- [Short exercise] Return all lines that include the string "Output".

===== Information provided =====

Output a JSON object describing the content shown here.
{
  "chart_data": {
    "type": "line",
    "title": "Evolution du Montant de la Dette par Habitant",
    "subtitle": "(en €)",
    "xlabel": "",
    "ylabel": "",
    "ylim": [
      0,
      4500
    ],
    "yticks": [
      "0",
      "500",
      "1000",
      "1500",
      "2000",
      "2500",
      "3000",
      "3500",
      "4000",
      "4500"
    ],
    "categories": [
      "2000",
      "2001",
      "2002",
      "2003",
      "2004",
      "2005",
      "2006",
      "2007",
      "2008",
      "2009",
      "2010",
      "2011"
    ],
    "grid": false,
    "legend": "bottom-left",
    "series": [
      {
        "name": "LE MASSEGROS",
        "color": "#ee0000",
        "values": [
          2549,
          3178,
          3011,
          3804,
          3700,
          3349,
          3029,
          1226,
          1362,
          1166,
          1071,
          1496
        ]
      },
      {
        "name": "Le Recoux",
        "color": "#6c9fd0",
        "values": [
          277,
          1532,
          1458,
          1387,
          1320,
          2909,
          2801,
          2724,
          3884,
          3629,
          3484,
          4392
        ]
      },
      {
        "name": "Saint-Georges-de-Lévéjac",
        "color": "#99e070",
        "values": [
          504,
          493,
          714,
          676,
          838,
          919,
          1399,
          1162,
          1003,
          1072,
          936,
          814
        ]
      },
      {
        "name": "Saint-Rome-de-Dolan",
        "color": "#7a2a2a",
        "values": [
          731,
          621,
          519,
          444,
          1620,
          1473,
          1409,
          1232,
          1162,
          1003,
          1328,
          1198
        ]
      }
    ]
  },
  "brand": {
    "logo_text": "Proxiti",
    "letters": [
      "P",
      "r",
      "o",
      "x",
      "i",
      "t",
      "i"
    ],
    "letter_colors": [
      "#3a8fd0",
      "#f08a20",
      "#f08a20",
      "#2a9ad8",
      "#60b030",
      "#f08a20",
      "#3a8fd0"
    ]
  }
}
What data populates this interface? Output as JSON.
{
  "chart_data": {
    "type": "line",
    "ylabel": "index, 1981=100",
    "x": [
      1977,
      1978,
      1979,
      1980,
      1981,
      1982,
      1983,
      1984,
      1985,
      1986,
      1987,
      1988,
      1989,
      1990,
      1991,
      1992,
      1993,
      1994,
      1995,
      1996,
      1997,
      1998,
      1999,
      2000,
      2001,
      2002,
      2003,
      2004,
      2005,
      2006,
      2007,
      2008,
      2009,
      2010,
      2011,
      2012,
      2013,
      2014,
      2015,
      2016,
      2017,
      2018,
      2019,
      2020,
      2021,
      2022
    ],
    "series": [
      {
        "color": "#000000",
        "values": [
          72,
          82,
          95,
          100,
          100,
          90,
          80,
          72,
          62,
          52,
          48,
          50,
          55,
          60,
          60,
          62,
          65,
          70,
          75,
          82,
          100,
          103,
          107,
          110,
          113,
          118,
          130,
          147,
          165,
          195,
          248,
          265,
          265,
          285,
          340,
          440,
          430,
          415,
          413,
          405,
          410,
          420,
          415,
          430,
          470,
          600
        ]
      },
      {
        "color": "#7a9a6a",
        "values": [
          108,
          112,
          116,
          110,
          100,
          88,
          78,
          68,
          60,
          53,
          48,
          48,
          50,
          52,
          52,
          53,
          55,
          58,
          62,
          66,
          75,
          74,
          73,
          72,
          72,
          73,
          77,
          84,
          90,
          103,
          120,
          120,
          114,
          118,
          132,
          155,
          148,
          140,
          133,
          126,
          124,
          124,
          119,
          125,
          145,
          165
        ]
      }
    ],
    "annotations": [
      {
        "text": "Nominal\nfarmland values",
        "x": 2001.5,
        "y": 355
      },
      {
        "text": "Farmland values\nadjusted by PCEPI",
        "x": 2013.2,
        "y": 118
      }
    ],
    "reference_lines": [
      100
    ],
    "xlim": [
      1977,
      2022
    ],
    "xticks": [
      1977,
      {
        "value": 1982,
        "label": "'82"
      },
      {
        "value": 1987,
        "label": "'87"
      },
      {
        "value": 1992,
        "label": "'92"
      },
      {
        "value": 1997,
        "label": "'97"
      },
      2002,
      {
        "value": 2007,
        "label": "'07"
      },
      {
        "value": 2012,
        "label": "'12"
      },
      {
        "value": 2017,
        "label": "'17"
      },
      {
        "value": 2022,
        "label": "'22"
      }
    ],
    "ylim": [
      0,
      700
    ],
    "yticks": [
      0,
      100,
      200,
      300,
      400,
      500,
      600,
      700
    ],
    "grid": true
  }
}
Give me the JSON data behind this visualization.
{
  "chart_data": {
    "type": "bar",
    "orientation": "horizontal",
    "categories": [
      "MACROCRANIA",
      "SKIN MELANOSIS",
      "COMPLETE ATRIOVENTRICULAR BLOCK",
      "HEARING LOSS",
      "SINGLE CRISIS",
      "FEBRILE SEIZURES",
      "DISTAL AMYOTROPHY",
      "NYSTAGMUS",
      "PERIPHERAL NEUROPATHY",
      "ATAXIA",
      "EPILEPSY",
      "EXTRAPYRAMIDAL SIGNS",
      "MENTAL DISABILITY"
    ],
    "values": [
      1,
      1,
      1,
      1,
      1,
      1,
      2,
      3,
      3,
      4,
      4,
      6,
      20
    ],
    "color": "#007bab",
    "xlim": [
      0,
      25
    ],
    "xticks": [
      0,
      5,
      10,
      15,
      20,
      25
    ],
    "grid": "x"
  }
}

=====

- [Correct response]
Output a JSON object describing the content shown here.
What data populates this interface? Output as JSON.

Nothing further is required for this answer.